*TEXTO PARA LEITURA*.
···

The Economist: Solução para a crise de energia e preservação do ambiente
Parque eólico Shangri-la da Honda Foto Honda Divulgação
Governos devem solucionar o conflito entre oferta de fontes seguras e condição climática segura ao mesmo tempo em que enfrentam a atual escassez.
A crise energética deste ano é a mais grave desde a do petróleo no Oriente Médio entre 1973 e 1979. Como aquela calamidade, esta promete infligir sofrimento no curto prazo e, a longo prazo, transformar o setor de energia. O sofrimento é quase garantido: devido aos preços altos dos combustíveis e da energia, a maioria dos países está enfrentando crescimento lento e apático, inflação, apertos nos padrões de vida e uma reação política feroz.
Mas as consequências a longo prazo estão longe de ser inevitáveis. Se os governos reagirem de forma inadequada, podem desencadear um retrocesso em relação aos combustíveis fósseis que tornaria ainda mais difícil estabilizar o clima. Em vez disso, eles devem seguir um caminho perigoso que combine a segurança do fornecimento de energia com a segurança climática.
Na Europa, o que há muito tempo era imaginado como um pesadelo com noites congelantes de inverno, deu lugar a um sonho febril de verão. Uma onda de calor levou a demanda espanhola de gás a níveis quase recordes, ainda que em 14 de junho a Rússia tenha começado a reduzir o fluxo de gás do gasoduto Nord Stream 1 para a Europa Ocidental, fazendo com que os preços subissem 50% e aumentando os temores de que o racionamento talvez possa ser implementado ainda este ano.
Em outros lugares, os americanos estão pagando US$ 5 por um galão de gasolina (€1,25 por litro), alimentando a inflação que as pesquisas de opinião dizem ser a maior preocupação e a pior dor de cabeça do presidente Joe Biden. O mercado de energia da Austrália apresentou falhas. Há escassez e fragilidade onde quer que se olhe.

···

*SEGMENTO DE DADOS*.
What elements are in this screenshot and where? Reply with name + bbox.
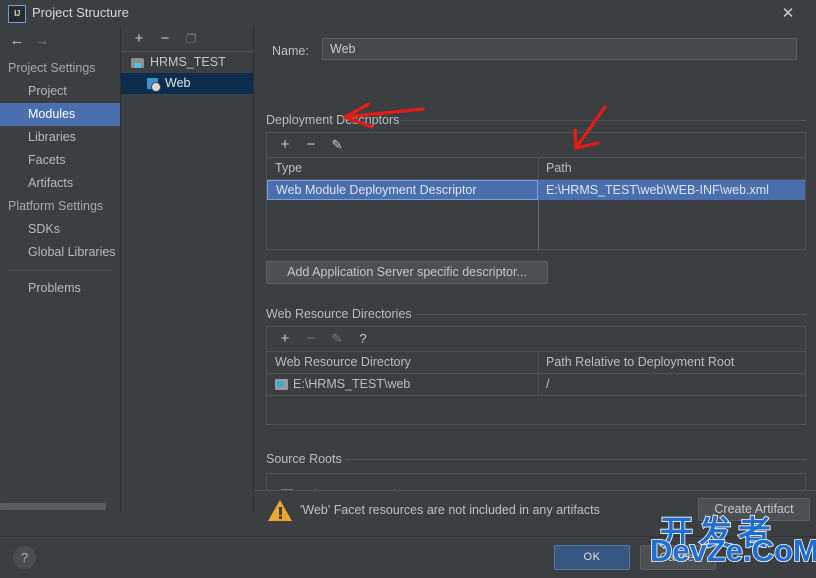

···

*REQUISITOS DO EXERCÍCIO*.
[1] Extraia do texto sobre a crise de energia tudo o que vai de "Mas as consequências" até "a segurança climática.".
[2] Segundo o texto sobre a crise de energia, em que data a Rússia começou a reduzir o fluxo de gás do gasoduto Nord Stream 1 para a Europa Ocidental?
[3] Prossiga com o texto sobre a crise de energia a partir do ponto em que ele termina.

*RESPOSTAS POR TAREFA*.
[1]
Mas as consequências a longo prazo estão longe de ser inevitáveis. Se os governos reagirem de forma inadequada, podem desencadear um retrocesso em relação aos combustíveis fósseis que tornaria ainda mais difícil estabilizar o clima. Em vez disso, eles devem seguir um caminho perigoso que combine a segurança do fornecimento de energia com a segurança climática.

[2] Em 14 de junho.

[3]
Crises energéticas podem se tornar catástrofes políticas. Talvez um terço da inflação do mundo rico de 8% seja explicada pelo aumento dos custos com combustível e energia. As famílias com dificuldades para pagar as contas estão irritadas, levando a políticas destinadas a protegê-las e ao aumento da produção de combustíveis fósseis, por mais poluentes que sejam.
Promessa
Biden, que chegou ao poder prometendo uma revolução verde, planeja suspender os impostos sobre a gasolina e visitar a Arábia Saudita para pedir que o país produza mais petróleo. A Europa tem taxas extras de emergência inesperadas, subsídios, teto de preços e muito mais.
Na Alemanha, conforme os aparelhos de ar-condicionado se queixam, as usinas movidas a carvão estão voltando à ativa. As empresas de mineração estatais da China e da Índia, que aqueles preocupados com as mudanças climáticas esperavam que estivessem avançando rapidamente para a extinção, estão extraindo quantidades recordes de carvão.
Esse caos improvisado é compreensível, mas potencialmente desastroso, porque pode atrasar a transição para a energia limpa. Subsídios públicos e incentivos fiscais para combustíveis fósseis serão difíceis de se revogar.
Novas usinas de energia poluente e campos de petróleo e de gás com expectativa de vida útil de 30 a 40 anos dariam aos seus proprietários mais motivos para resistir às descontinuações graduais dos combustíveis fósseis. É por isso que, mesmo enquanto tentam resolver o problema atual, os governos devem se concentrar em lidar com questões decisivas enfrentadas pelo setor de energia.
Uma prioridade é encontrar uma maneira de aumentar os projetos de combustíveis fósseis, sobretudo os de gás natural, relativamente limpos, que tenham uma vida útil encurtada de forma artificial para 15 a 20 anos, de modo a alinhá-los com o objetivo de reduzir drasticamente as emissões até 2050.
Em particular, a Europa e a Ásia, que devem deixar de usar o gás e o carvão russos, respectivamente, têm pouca capacidade de gás natural liquefeito (GNL). O segredo é fazer com que as empresas apoiem esquemas projetados para ter uma curta duração.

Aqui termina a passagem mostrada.